> _DATASET CONTENT_
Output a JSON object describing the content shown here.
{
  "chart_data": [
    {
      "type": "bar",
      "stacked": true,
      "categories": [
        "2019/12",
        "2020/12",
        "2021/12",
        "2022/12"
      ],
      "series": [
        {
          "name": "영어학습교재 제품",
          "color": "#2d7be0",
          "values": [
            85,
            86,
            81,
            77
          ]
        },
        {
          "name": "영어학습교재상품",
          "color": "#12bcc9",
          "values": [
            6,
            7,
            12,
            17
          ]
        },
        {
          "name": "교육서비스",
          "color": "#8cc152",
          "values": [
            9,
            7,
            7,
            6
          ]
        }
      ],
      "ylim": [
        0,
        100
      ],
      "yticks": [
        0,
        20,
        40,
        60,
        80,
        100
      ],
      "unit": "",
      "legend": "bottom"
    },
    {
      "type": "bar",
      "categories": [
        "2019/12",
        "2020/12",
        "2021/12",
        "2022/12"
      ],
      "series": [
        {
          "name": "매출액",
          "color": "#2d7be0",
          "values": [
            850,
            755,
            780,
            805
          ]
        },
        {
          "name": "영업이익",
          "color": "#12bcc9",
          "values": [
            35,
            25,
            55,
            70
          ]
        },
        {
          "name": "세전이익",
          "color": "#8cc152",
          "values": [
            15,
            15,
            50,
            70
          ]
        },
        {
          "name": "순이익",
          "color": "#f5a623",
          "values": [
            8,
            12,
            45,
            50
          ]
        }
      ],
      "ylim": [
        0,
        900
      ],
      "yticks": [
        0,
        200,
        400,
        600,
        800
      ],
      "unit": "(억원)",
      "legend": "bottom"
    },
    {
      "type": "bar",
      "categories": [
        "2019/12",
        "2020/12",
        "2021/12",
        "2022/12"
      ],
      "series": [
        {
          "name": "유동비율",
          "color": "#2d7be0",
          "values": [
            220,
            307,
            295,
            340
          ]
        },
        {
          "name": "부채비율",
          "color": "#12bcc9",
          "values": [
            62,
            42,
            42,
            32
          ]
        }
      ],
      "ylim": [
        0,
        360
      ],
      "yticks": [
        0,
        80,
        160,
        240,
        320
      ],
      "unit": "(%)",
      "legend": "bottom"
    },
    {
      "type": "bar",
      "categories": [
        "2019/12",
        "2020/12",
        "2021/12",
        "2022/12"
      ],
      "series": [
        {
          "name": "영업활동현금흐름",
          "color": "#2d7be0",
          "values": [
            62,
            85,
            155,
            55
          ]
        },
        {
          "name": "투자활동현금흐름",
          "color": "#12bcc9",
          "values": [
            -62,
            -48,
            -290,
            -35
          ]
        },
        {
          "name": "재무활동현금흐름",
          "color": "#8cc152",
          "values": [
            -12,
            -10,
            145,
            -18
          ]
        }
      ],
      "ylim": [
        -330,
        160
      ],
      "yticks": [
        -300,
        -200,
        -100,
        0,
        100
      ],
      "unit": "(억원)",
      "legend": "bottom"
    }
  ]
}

> _WHAT THIS TASK INVOLVES_
Repeat all of the records above exactly as they appear.

> _RESULT FOR THIS TASK_
Output a JSON object describing the content shown here.
{
  "chart_data": [
    {
      "type": "bar",
      "stacked": true,
      "categories": [
        "2019/12",
        "2020/12",
        "2021/12",
        "2022/12"
      ],
      "series": [
        {
          "name": "영어학습교재 제품",
          "color": "#2d7be0",
          "values": [
            85,
            86,
            81,
            77
          ]
        },
        {
          "name": "영어학습교재상품",
          "color": "#12bcc9",
          "values": [
            6,
            7,
            12,
            17
          ]
        },
        {
          "name": "교육서비스",
          "color": "#8cc152",
          "values": [
            9,
            7,
            7,
            6
          ]
        }
      ],
      "ylim": [
        0,
        100
      ],
      "yticks": [
        0,
        20,
        40,
        60,
        80,
        100
      ],
      "unit": "",
      "legend": "bottom"
    },
    {
      "type": "bar",
      "categories": [
        "2019/12",
        "2020/12",
        "2021/12",
        "2022/12"
      ],
      "series": [
        {
          "name": "매출액",
          "color": "#2d7be0",
          "values": [
            850,
            755,
            780,
            805
          ]
        },
        {
          "name": "영업이익",
          "color": "#12bcc9",
          "values": [
            35,
            25,
            55,
            70
          ]
        },
        {
          "name": "세전이익",
          "color": "#8cc152",
          "values": [
            15,
            15,
            50,
            70
          ]
        },
        {
          "name": "순이익",
          "color": "#f5a623",
          "values": [
            8,
            12,
            45,
            50
          ]
        }
      ],
      "ylim": [
        0,
        900
      ],
      "yticks": [
        0,
        200,
        400,
        600,
        800
      ],
      "unit": "(억원)",
      "legend": "bottom"
    },
    {
      "type": "bar",
      "categories": [
        "2019/12",
        "2020/12",
        "2021/12",
        "2022/12"
      ],
      "series": [
        {
          "name": "유동비율",
          "color": "#2d7be0",
          "values": [
            220,
            307,
            295,
            340
          ]
        },
        {
          "name": "부채비율",
          "color": "#12bcc9",
          "values": [
            62,
            42,
            42,
            32
          ]
        }
      ],
      "ylim": [
        0,
        360
      ],
      "yticks": [
        0,
        80,
        160,
        240,
        320
      ],
      "unit": "(%)",
      "legend": "bottom"
    },
    {
      "type": "bar",
      "categories": [
        "2019/12",
        "2020/12",
        "2021/12",
        "2022/12"
      ],
      "series": [
        {
          "name": "영업활동현금흐름",
          "color": "#2d7be0",
          "values": [
            62,
            85,
            155,
            55
          ]
        },
        {
          "name": "투자활동현금흐름",
          "color": "#12bcc9",
          "values": [
            -62,
            -48,
            -290,
            -35
          ]
        },
        {
          "name": "재무활동현금흐름",
          "color": "#8cc152",
          "values": [
            -12,
            -10,
            145,
            -18
          ]
        }
      ],
      "ylim": [
        -330,
        160
      ],
      "yticks": [
        -300,
        -200,
        -100,
        0,
        100
      ],
      "unit": "(억원)",
      "legend": "bottom"
    }
  ]
}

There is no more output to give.